# What this task involves
From the listing that follows, extract every line and set it down unaltered.

Data entries
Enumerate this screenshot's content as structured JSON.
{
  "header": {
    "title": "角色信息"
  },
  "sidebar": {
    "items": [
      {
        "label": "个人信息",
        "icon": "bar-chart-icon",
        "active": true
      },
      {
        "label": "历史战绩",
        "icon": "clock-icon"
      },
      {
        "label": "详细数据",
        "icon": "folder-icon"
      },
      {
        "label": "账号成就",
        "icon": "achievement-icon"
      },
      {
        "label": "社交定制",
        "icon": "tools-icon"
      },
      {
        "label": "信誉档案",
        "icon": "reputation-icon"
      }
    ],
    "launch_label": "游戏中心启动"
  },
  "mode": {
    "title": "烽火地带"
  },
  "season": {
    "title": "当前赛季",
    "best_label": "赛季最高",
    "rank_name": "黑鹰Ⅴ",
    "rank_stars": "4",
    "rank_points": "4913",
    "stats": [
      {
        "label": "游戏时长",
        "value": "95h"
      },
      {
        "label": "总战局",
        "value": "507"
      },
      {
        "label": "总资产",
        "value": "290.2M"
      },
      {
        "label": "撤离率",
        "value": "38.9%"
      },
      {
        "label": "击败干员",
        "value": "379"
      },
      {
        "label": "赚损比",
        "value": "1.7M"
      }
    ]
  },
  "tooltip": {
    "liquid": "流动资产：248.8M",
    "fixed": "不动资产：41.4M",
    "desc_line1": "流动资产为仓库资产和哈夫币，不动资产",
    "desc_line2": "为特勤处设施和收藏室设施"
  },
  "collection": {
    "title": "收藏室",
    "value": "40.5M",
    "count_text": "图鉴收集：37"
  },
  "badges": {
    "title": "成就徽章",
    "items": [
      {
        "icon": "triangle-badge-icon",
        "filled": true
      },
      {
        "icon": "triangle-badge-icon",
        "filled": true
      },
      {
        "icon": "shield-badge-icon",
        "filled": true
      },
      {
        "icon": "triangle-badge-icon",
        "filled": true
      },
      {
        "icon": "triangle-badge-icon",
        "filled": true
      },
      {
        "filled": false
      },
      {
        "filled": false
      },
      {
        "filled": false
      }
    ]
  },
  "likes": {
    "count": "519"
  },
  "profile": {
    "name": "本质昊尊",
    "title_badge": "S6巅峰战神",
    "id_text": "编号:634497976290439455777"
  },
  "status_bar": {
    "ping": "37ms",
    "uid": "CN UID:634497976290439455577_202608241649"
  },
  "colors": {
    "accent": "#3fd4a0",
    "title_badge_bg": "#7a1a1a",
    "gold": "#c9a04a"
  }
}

# Output for this exercise
Enumerate this screenshot's content as structured JSON.
{
  "header": {
    "title": "角色信息"
  },
  "sidebar": {
    "items": [
      {
        "label": "个人信息",
        "icon": "bar-chart-icon",
        "active": true
      },
      {
        "label": "历史战绩",
        "icon": "clock-icon"
      },
      {
        "label": "详细数据",
        "icon": "folder-icon"
      },
      {
        "label": "账号成就",
        "icon": "achievement-icon"
      },
      {
        "label": "社交定制",
        "icon": "tools-icon"
      },
      {
        "label": "信誉档案",
        "icon": "reputation-icon"
      }
    ],
    "launch_label": "游戏中心启动"
  },
  "mode": {
    "title": "烽火地带"
  },
  "season": {
    "title": "当前赛季",
    "best_label": "赛季最高",
    "rank_name": "黑鹰Ⅴ",
    "rank_stars": "4",
    "rank_points": "4913",
    "stats": [
      {
        "label": "游戏时长",
        "value": "95h"
      },
      {
        "label": "总战局",
        "value": "507"
      },
      {
        "label": "总资产",
        "value": "290.2M"
      },
      {
        "label": "撤离率",
        "value": "38.9%"
      },
      {
        "label": "击败干员",
        "value": "379"
      },
      {
        "label": "赚损比",
        "value": "1.7M"
      }
    ]
  },
  "tooltip": {
    "liquid": "流动资产：248.8M",
    "fixed": "不动资产：41.4M",
    "desc_line1": "流动资产为仓库资产和哈夫币，不动资产",
    "desc_line2": "为特勤处设施和收藏室设施"
  },
  "collection": {
    "title": "收藏室",
    "value": "40.5M",
    "count_text": "图鉴收集：37"
  },
  "badges": {
    "title": "成就徽章",
    "items": [
      {
        "icon": "triangle-badge-icon",
        "filled": true
      },
      {
        "icon": "triangle-badge-icon",
        "filled": true
      },
      {
        "icon": "shield-badge-icon",
        "filled": true
      },
      {
        "icon": "triangle-badge-icon",
        "filled": true
      },
      {
        "icon": "triangle-badge-icon",
        "filled": true
      },
      {
        "filled": false
      },
      {
        "filled": false
      },
      {
        "filled": false
      }
    ]
  },
  "likes": {
    "count": "519"
  },
  "profile": {
    "name": "本质昊尊",
    "title_badge": "S6巅峰战神",
    "id_text": "编号:634497976290439455777"
  },
  "status_bar": {
    "ping": "37ms",
    "uid": "CN UID:634497976290439455577_202608241649"
  },
  "colors": {
    "accent": "#3fd4a0",
    "title_badge_bg": "#7a1a1a",
    "gold": "#c9a04a"
  }
}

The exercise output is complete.